* _MATERIAL_:
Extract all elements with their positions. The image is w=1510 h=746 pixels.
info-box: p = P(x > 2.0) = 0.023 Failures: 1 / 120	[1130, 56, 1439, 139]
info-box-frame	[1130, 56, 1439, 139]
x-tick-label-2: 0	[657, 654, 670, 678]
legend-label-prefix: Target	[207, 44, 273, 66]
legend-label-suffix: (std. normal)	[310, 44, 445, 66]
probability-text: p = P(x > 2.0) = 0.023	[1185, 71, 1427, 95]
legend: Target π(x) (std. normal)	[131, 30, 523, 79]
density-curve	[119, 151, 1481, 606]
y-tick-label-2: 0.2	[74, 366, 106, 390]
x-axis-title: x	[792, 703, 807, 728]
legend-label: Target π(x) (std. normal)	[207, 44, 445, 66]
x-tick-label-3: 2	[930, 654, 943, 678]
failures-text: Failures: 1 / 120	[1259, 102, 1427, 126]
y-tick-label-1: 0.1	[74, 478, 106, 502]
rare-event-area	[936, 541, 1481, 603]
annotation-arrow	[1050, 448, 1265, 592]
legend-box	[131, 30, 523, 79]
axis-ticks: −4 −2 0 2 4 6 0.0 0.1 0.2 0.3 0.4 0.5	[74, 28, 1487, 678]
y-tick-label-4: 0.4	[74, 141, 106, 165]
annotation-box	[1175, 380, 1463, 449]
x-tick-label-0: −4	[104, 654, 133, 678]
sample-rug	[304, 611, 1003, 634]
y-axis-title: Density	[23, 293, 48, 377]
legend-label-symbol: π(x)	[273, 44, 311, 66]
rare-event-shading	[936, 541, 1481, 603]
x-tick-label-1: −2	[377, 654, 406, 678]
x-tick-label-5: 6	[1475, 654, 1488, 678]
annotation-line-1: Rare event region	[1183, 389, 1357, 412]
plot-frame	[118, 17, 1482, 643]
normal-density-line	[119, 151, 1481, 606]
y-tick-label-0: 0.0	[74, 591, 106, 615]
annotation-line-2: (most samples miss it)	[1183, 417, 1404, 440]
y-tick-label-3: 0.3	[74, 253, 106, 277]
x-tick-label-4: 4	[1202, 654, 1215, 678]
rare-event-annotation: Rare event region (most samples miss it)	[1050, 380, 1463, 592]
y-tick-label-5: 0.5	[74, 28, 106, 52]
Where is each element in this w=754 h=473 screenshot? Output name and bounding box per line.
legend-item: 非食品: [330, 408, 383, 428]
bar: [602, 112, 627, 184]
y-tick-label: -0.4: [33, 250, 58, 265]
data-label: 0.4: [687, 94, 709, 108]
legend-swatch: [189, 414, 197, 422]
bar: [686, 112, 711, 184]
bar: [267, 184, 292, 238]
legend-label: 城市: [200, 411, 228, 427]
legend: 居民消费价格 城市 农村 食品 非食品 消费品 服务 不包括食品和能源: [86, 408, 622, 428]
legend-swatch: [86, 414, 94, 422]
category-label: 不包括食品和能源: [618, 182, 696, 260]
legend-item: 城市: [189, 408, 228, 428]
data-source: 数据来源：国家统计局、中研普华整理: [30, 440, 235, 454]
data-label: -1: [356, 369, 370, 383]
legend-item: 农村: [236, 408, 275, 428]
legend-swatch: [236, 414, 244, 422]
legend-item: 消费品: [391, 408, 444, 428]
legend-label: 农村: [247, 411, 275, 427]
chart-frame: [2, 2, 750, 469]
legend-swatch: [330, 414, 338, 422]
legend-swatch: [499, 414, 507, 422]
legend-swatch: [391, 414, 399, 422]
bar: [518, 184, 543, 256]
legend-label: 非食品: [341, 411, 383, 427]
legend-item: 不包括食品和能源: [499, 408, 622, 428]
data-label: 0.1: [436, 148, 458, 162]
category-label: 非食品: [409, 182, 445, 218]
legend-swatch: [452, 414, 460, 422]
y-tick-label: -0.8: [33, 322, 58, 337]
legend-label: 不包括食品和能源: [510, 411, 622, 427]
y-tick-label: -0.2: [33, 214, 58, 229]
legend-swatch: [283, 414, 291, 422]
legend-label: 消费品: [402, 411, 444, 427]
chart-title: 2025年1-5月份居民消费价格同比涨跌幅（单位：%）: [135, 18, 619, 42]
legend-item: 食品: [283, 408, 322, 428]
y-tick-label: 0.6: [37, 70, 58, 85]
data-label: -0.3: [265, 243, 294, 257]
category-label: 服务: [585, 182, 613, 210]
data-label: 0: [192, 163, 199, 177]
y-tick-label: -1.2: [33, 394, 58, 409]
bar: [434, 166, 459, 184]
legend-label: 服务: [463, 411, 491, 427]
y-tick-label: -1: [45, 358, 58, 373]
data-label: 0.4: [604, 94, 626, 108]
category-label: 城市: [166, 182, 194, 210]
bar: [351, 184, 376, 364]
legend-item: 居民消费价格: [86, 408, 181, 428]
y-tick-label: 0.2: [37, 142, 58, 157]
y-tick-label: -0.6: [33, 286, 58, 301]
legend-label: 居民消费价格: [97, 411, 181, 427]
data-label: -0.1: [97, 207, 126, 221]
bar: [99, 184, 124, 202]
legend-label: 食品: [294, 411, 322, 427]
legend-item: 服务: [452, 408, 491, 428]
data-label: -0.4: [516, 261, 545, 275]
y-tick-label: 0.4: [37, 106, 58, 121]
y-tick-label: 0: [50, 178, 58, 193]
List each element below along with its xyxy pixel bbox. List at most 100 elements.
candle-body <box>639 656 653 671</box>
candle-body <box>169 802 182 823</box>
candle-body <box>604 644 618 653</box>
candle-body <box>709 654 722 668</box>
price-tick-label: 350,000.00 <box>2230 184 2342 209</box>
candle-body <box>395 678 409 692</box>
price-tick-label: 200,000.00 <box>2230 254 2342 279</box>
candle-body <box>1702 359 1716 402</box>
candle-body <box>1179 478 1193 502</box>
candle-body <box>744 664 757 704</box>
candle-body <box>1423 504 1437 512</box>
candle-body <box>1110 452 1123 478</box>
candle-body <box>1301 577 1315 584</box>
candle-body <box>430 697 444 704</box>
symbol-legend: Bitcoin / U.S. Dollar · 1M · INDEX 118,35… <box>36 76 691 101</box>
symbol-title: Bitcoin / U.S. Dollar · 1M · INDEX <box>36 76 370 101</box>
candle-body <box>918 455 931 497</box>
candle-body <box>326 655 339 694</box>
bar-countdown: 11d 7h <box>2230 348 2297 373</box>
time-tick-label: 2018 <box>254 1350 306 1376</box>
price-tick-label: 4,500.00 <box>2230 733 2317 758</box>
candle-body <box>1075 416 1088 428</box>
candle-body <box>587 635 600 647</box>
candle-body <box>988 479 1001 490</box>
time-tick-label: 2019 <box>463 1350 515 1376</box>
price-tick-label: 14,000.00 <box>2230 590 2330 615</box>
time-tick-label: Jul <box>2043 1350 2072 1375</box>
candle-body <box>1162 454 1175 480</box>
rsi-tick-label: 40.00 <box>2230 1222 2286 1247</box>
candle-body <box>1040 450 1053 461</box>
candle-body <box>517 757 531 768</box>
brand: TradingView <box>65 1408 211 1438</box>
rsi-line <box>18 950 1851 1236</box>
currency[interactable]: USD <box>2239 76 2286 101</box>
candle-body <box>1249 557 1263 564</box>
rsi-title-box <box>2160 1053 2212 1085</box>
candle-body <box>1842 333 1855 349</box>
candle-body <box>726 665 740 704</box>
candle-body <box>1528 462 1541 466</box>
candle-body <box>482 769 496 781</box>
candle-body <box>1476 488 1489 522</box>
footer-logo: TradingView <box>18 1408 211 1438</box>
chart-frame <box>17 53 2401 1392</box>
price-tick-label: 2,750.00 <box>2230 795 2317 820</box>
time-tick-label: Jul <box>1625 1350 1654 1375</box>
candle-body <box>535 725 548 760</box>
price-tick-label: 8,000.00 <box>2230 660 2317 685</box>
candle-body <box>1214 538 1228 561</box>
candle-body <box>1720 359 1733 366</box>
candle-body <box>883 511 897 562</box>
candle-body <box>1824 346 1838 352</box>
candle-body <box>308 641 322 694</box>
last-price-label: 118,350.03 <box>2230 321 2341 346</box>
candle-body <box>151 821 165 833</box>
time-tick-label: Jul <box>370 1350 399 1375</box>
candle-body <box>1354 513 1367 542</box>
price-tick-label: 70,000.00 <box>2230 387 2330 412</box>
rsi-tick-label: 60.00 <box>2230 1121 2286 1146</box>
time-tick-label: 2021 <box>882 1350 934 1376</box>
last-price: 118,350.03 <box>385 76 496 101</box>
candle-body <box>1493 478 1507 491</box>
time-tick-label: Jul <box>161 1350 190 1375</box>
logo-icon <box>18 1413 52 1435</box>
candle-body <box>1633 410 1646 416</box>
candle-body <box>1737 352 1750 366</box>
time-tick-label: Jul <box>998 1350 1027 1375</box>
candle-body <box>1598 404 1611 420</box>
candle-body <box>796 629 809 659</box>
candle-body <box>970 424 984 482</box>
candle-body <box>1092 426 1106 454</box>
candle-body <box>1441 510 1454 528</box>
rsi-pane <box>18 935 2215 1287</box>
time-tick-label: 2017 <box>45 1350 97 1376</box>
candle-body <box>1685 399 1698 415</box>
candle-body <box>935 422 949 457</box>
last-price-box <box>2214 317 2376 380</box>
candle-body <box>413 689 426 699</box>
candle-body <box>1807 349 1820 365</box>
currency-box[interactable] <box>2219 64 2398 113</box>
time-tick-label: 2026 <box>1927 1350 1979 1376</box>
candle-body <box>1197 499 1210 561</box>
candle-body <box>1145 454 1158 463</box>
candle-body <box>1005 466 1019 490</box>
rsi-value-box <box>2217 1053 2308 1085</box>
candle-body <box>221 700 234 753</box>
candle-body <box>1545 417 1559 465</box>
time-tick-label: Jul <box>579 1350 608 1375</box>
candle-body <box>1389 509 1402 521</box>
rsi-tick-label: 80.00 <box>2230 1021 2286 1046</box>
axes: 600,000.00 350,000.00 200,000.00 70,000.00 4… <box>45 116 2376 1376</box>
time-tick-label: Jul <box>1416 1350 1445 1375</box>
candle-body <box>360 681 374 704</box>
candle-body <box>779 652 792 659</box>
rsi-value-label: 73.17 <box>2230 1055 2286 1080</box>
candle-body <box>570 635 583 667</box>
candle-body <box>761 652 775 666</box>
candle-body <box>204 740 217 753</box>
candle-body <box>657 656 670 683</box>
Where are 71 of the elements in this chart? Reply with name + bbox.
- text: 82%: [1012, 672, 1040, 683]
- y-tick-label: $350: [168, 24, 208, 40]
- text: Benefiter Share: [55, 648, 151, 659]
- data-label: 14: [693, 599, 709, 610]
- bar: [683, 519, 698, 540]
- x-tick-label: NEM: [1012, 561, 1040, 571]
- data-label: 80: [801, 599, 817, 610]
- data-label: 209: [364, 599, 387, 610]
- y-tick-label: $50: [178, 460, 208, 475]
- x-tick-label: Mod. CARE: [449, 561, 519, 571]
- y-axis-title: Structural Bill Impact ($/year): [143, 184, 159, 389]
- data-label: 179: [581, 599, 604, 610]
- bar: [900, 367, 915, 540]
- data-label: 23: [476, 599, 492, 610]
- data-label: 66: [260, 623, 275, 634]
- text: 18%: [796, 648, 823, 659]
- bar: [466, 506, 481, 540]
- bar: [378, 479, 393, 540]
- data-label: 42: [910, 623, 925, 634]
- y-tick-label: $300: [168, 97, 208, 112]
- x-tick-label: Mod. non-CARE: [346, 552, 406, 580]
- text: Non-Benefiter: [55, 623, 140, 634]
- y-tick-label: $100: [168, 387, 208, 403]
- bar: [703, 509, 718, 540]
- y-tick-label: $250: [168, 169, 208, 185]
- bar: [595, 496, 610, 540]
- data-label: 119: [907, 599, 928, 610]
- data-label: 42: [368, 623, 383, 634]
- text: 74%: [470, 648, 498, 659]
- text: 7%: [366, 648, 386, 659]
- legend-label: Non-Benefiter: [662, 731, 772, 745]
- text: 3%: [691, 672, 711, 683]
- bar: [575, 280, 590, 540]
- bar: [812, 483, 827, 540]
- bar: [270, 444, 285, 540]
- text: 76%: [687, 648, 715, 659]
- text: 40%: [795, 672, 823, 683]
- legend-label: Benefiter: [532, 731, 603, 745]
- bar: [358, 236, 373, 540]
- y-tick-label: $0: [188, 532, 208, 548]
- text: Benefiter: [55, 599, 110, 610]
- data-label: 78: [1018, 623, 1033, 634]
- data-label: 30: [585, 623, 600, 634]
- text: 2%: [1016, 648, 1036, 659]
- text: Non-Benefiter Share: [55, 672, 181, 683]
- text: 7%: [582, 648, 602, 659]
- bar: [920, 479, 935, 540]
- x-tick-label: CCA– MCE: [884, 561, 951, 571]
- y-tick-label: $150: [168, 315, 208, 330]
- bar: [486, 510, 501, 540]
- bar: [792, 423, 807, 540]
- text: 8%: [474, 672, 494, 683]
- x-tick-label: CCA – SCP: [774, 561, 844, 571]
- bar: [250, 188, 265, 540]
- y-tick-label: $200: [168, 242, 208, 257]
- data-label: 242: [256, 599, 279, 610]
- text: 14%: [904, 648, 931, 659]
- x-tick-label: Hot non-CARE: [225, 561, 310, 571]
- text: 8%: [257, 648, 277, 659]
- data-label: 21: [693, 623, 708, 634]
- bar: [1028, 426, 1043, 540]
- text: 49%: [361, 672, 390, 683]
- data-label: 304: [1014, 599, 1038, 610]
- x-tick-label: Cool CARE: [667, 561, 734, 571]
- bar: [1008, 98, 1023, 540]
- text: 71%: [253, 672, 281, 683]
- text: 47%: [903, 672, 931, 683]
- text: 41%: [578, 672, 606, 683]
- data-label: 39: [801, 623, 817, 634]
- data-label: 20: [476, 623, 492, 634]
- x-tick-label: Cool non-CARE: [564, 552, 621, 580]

* _PROBLEM STATEMENT_: Put the stretch of the material from its first line through the line containing "legend-label: 城市: [200, 411, 228, 427]" into a JSON list of strings, with one string per line and blank lines omitted.

* _ANSWER BELOW_:
[
  "Extract all elements with their positions. The image is w=1510 h=746 pixels.",
  "info-box: p = P(x > 2.0) = 0.023 Failures: 1 / 120\t[1130, 56, 1439, 139]",
  "info-box-frame\t[1130, 56, 1439, 139]",
  "x-tick-label-2: 0\t[657, 654, 670, 678]",
  "legend-label-prefix: Target\t[207, 44, 273, 66]",
  "legend-label-suffix: (std. normal)\t[310, 44, 445, 66]",
  "probability-text: p = P(x > 2.0) = 0.023\t[1185, 71, 1427, 95]",
  "legend: Target π(x) (std. normal)\t[131, 30, 523, 79]",
  "density-curve\t[119, 151, 1481, 606]",
  "y-tick-label-2: 0.2\t[74, 366, 106, 390]",
  "x-axis-title: x\t[792, 703, 807, 728]",
  "legend-label: Target π(x) (std. normal)\t[207, 44, 445, 66]",
  "x-tick-label-3: 2\t[930, 654, 943, 678]",
  "failures-text: Failures: 1 / 120\t[1259, 102, 1427, 126]",
  "y-tick-label-1: 0.1\t[74, 478, 106, 502]",
  "rare-event-area\t[936, 541, 1481, 603]",
  "annotation-arrow\t[1050, 448, 1265, 592]",
  "legend-box\t[131, 30, 523, 79]",
  "axis-ticks: −4 −2 0 2 4 6 0.0 0.1 0.2 0.3 0.4 0.5\t[74, 28, 1487, 678]",
  "y-tick-label-4: 0.4\t[74, 141, 106, 165]",
  "annotation-box\t[1175, 380, 1463, 449]",
  "x-tick-label-0: −4\t[104, 654, 133, 678]",
  "sample-rug\t[304, 611, 1003, 634]",
  "y-axis-title: Density\t[23, 293, 48, 377]",
  "legend-label-symbol: π(x)\t[273, 44, 311, 66]",
  "rare-event-shading\t[936, 541, 1481, 603]",
  "x-tick-label-1: −2\t[377, 654, 406, 678]",
  "x-tick-label-5: 6\t[1475, 654, 1488, 678]",
  "annotation-line-1: Rare event region\t[1183, 389, 1357, 412]",
  "plot-frame\t[118, 17, 1482, 643]",
  "normal-density-line\t[119, 151, 1481, 606]",
  "y-tick-label-0: 0.0\t[74, 591, 106, 615]",
  "annotation-line-2: (most samples miss it)\t[1183, 417, 1404, 440]",
  "y-tick-label-3: 0.3\t[74, 253, 106, 277]",
  "x-tick-label-4: 4\t[1202, 654, 1215, 678]",
  "rare-event-annotation: Rare event region (most samples miss it)\t[1050, 380, 1463, 592]",
  "y-tick-label-5: 0.5\t[74, 28, 106, 52]",
  "Where is each element in this w=754 h=473 screenshot? Output name and bounding box per line.",
  "legend-item: 非食品: [330, 408, 383, 428]",
  "bar: [602, 112, 627, 184]",
  "y-tick-label: -0.4: [33, 250, 58, 265]",
  "data-label: 0.4: [687, 94, 709, 108]",
  "legend-swatch: [189, 414, 197, 422]",
  "bar: [686, 112, 711, 184]",
  "bar: [267, 184, 292, 238]",
  "legend-label: 城市: [200, 411, 228, 427]"
]